(Stored dataset items)
..........

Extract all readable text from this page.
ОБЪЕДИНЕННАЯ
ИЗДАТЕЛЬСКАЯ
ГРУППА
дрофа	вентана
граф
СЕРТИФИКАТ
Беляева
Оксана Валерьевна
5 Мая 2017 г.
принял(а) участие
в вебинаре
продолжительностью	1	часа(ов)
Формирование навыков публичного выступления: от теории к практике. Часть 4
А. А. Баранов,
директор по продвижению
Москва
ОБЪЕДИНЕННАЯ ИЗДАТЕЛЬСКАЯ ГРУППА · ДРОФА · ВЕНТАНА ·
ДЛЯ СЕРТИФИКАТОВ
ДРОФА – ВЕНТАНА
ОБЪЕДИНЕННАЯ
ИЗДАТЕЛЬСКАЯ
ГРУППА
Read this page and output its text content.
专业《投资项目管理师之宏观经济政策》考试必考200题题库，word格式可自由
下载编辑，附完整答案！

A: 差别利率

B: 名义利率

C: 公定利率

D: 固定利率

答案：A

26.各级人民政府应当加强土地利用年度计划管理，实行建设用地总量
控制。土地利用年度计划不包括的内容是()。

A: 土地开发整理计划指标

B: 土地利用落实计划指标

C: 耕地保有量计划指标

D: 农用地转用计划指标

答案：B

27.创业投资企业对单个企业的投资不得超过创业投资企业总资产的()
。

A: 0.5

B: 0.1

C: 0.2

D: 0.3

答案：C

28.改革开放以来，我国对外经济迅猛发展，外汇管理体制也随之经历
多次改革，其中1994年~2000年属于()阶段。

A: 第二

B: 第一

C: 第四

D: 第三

..........

[Written problem] Each line of the listing should be echoed back exactly.

[Final result]
Extract all readable text from this page.
ОБЪЕДИНЕННАЯ
ИЗДАТЕЛЬСКАЯ
ГРУППА
дрофа	вентана
граф
СЕРТИФИКАТ
Беляева
Оксана Валерьевна
5 Мая 2017 г.
принял(а) участие
в вебинаре
продолжительностью	1	часа(ов)
Формирование навыков публичного выступления: от теории к практике. Часть 4
А. А. Баранов,
директор по продвижению
Москва
ОБЪЕДИНЕННАЯ ИЗДАТЕЛЬСКАЯ ГРУППА · ДРОФА · ВЕНТАНА ·
ДЛЯ СЕРТИФИКАТОВ
ДРОФА – ВЕНТАНА
ОБЪЕДИНЕННАЯ
ИЗДАТЕЛЬСКАЯ
ГРУППА
Read this page and output its text content.
专业《投资项目管理师之宏观经济政策》考试必考200题题库，word格式可自由
下载编辑，附完整答案！

A: 差别利率

B: 名义利率

C: 公定利率

D: 固定利率

答案：A

26.各级人民政府应当加强土地利用年度计划管理，实行建设用地总量
控制。土地利用年度计划不包括的内容是()。

A: 土地开发整理计划指标

B: 土地利用落实计划指标

C: 耕地保有量计划指标

D: 农用地转用计划指标

答案：B

27.创业投资企业对单个企业的投资不得超过创业投资企业总资产的()
。

A: 0.5

B: 0.1

C: 0.2

D: 0.3

答案：C

28.改革开放以来，我国对外经济迅猛发展，外汇管理体制也随之经历
多次改革，其中1994年~2000年属于()阶段。

A: 第二

B: 第一

C: 第四

D: 第三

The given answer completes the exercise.